### WRITTEN EXERCISE
Print out each record below, unaltered and complete, without its images.

(Recorded data)
------------------------------------------------

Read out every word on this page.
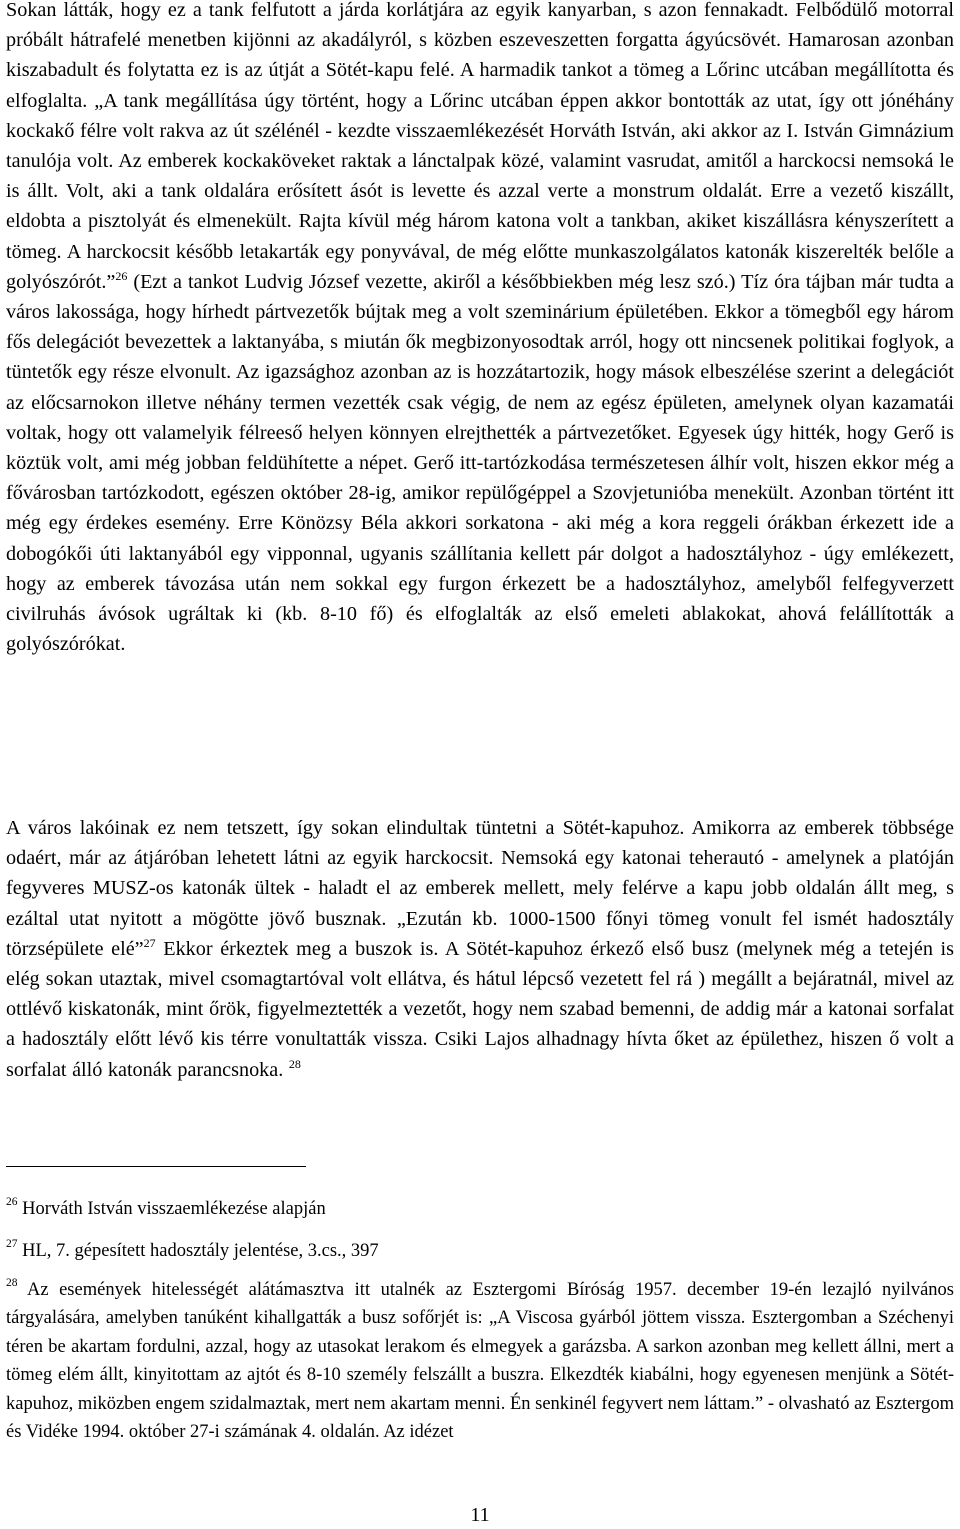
Sokan látták, hogy ez a tank felfutott a járda korlátjára az egyik kanyarban, s azon fennakadt. Felbődülő motorral próbált hátrafelé menetben kijönni az akadályról, s közben eszeveszetten forgatta ágyúcsövét. Hamarosan azonban kiszabadult és folytatta ez is az útját a Sötét-kapu felé. A harmadik tankot a tömeg a Lőrinc utcában megállította és elfoglalta. „A tank megállítása úgy történt, hogy a Lőrinc utcában éppen akkor bontották az utat, így ott jónéhány kockakő félre volt rakva az út szélénél - kezdte visszaemlékezését Horváth István, aki akkor az I. István Gimnázium tanulója volt. Az emberek kockaköveket raktak a lánctalpak közé, valamint vasrudat, amitől a harckocsi nemsoká le is állt. Volt, aki a tank oldalára erősített ásót is levette és azzal verte a monstrum oldalát. Erre a vezető kiszállt, eldobta a pisztolyát és elmenekült. Rajta kívül még három katona volt a tankban, akiket kiszállásra kényszerített a tömeg. A harckocsit később letakarták egy ponyvával, de még előtte munkaszolgálatos katonák kiszerelték belőle a golyószórót.”$^{26}$ (Ezt a tankot Ludvig József vezette, akiről a későbbiekben még lesz szó.) Tíz óra tájban már tudta a város lakossága, hogy hírhedt pártvezetők bújtak meg a volt szeminárium épületében. Ekkor a tömegből egy három fős delegációt bevezettek a laktanyába, s miután ők megbizonyosodtak arról, hogy ott nincsenek politikai foglyok, a tüntetők egy része elvonult. Az igazsághoz azonban az is hozzátartozik, hogy mások elbeszélése szerint a delegációt az előcsarnokon illetve néhány termen vezették csak végig, de nem az egész épületen, amelynek olyan kazamatái voltak, hogy ott valamelyik félreeső helyen könnyen elrejthették a pártvezetőket. Egyesek úgy hitték, hogy Gerő is köztük volt, ami még jobban feldühítette a népet. Gerő itt-tartózkodása természetesen álhír volt, hiszen ekkor még a fővárosban tartózkodott, egészen október 28-ig, amikor repülőgéppel a Szovjetunióba menekült. Azonban történt itt még egy érdekes esemény. Erre Könözsy Béla akkori sorkatona - aki még a kora reggeli órákban érkezett ide a dobogókői úti laktanyából egy vipponnal, ugyanis szállítania kellett pár dolgot a hadosztályhoz - úgy emlékezett, hogy az emberek távozása után nem sokkal egy furgon érkezett be a hadosztályhoz, amelyből felfegyverzett civilruhás ávósok ugráltak ki (kb. 8-10 fő) és elfoglalták az első emeleti ablakokat, ahová felállították a golyószórókat.

A város lakóinak ez nem tetszett, így sokan elindultak tüntetni a Sötét-kapuhoz. Amikorra az emberek többsége odaért, már az átjáróban lehetett látni az egyik harckocsit. Nemsoká egy katonai teherautó - amelynek a platóján fegyveres MUSZ-os katonák ültek - haladt el az emberek mellett, mely felérve a kapu jobb oldalán állt meg, s ezáltal utat nyitott a mögötte jövő busznak. „Ezután kb. 1000-1500 főnyi tömeg vonult fel ismét hadosztály törzsépülete elé”$^{27}$ Ekkor érkeztek meg a buszok is. A Sötét-kapuhoz érkező első busz (melynek még a tetején is elég sokan utaztak, mivel csomagtartóval volt ellátva, és hátul lépcső vezetett fel rá ) megállt a bejáratnál, mivel az ottlévő kiskatonák, mint őrök, figyelmeztették a vezetőt, hogy nem szabad bemenni, de addig már a katonai sorfalat a hadosztály előtt lévő kis térre vonultatták vissza. Csiki Lajos alhadnagy hívta őket az épülethez, hiszen ő volt a sorfalat álló katonák parancsnoka. $^{28}$

$^{26}$ Horváth István visszaemlékezése alapján

$^{27}$ HL, 7. gépesített hadosztály jelentése, 3.cs., 397

$^{28}$ Az események hitelességét alátámasztva itt utalnék az Esztergomi Bíróság 1957. december 19-én lezajló nyilvános tárgyalására, amelyben tanúként kihallgatták a busz sofőrjét is: „A Viscosa gyárból jöttem vissza. Esztergomban a Széchenyi téren be akartam fordulni, azzal, hogy az utasokat lerakom és elmegyek a garázsba. A sarkon azonban meg kellett állni, mert a tömeg elém állt, kinyitottam az ajtót és 8-10 személy felszállt a buszra. Elkezdték kiabálni, hogy egyenesen menjünk a Sötét-kapuhoz, miközben engem szidalmaztak, mert nem akartam menni. Én senkinél fegyvert nem láttam.” - olvasható az Esztergom és Vidéke 1994. október 27-i számának 4. oldalán. Az idézet

11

------------------------------------------------

### OUTPUT
Read out every word on this page.
Sokan látták, hogy ez a tank felfutott a járda korlátjára az egyik kanyarban, s azon fennakadt. Felbődülő motorral próbált hátrafelé menetben kijönni az akadályról, s közben eszeveszetten forgatta ágyúcsövét. Hamarosan azonban kiszabadult és folytatta ez is az útját a Sötét-kapu felé. A harmadik tankot a tömeg a Lőrinc utcában megállította és elfoglalta. „A tank megállítása úgy történt, hogy a Lőrinc utcában éppen akkor bontották az utat, így ott jónéhány kockakő félre volt rakva az út szélénél - kezdte visszaemlékezését Horváth István, aki akkor az I. István Gimnázium tanulója volt. Az emberek kockaköveket raktak a lánctalpak közé, valamint vasrudat, amitől a harckocsi nemsoká le is állt. Volt, aki a tank oldalára erősített ásót is levette és azzal verte a monstrum oldalát. Erre a vezető kiszállt, eldobta a pisztolyát és elmenekült. Rajta kívül még három katona volt a tankban, akiket kiszállásra kényszerített a tömeg. A harckocsit később letakarták egy ponyvával, de még előtte munkaszolgálatos katonák kiszerelték belőle a golyószórót.”$^{26}$ (Ezt a tankot Ludvig József vezette, akiről a későbbiekben még lesz szó.) Tíz óra tájban már tudta a város lakossága, hogy hírhedt pártvezetők bújtak meg a volt szeminárium épületében. Ekkor a tömegből egy három fős delegációt bevezettek a laktanyába, s miután ők megbizonyosodtak arról, hogy ott nincsenek politikai foglyok, a tüntetők egy része elvonult. Az igazsághoz azonban az is hozzátartozik, hogy mások elbeszélése szerint a delegációt az előcsarnokon illetve néhány termen vezették csak végig, de nem az egész épületen, amelynek olyan kazamatái voltak, hogy ott valamelyik félreeső helyen könnyen elrejthették a pártvezetőket. Egyesek úgy hitték, hogy Gerő is köztük volt, ami még jobban feldühítette a népet. Gerő itt-tartózkodása természetesen álhír volt, hiszen ekkor még a fővárosban tartózkodott, egészen október 28-ig, amikor repülőgéppel a Szovjetunióba menekült. Azonban történt itt még egy érdekes esemény. Erre Könözsy Béla akkori sorkatona - aki még a kora reggeli órákban érkezett ide a dobogókői úti laktanyából egy vipponnal, ugyanis szállítania kellett pár dolgot a hadosztályhoz - úgy emlékezett, hogy az emberek távozása után nem sokkal egy furgon érkezett be a hadosztályhoz, amelyből felfegyverzett civilruhás ávósok ugráltak ki (kb. 8-10 fő) és elfoglalták az első emeleti ablakokat, ahová felállították a golyószórókat.

A város lakóinak ez nem tetszett, így sokan elindultak tüntetni a Sötét-kapuhoz. Amikorra az emberek többsége odaért, már az átjáróban lehetett látni az egyik harckocsit. Nemsoká egy katonai teherautó - amelynek a platóján fegyveres MUSZ-os katonák ültek - haladt el az emberek mellett, mely felérve a kapu jobb oldalán állt meg, s ezáltal utat nyitott a mögötte jövő busznak. „Ezután kb. 1000-1500 főnyi tömeg vonult fel ismét hadosztály törzsépülete elé”$^{27}$ Ekkor érkeztek meg a buszok is. A Sötét-kapuhoz érkező első busz (melynek még a tetején is elég sokan utaztak, mivel csomagtartóval volt ellátva, és hátul lépcső vezetett fel rá ) megállt a bejáratnál, mivel az ottlévő kiskatonák, mint őrök, figyelmeztették a vezetőt, hogy nem szabad bemenni, de addig már a katonai sorfalat a hadosztály előtt lévő kis térre vonultatták vissza. Csiki Lajos alhadnagy hívta őket az épülethez, hiszen ő volt a sorfalat álló katonák parancsnoka. $^{28}$

$^{26}$ Horváth István visszaemlékezése alapján

$^{27}$ HL, 7. gépesített hadosztály jelentése, 3.cs., 397

$^{28}$ Az események hitelességét alátámasztva itt utalnék az Esztergomi Bíróság 1957. december 19-én lezajló nyilvános tárgyalására, amelyben tanúként kihallgatták a busz sofőrjét is: „A Viscosa gyárból jöttem vissza. Esztergomban a Széchenyi téren be akartam fordulni, azzal, hogy az utasokat lerakom és elmegyek a garázsba. A sarkon azonban meg kellett állni, mert a tömeg elém állt, kinyitottam az ajtót és 8-10 személy felszállt a buszra. Elkezdték kiabálni, hogy egyenesen menjünk a Sötét-kapuhoz, miközben engem szidalmaztak, mert nem akartam menni. Én senkinél fegyvert nem láttam.” - olvasható az Esztergom és Vidéke 1994. október 27-i számának 4. oldalán. Az idézet

11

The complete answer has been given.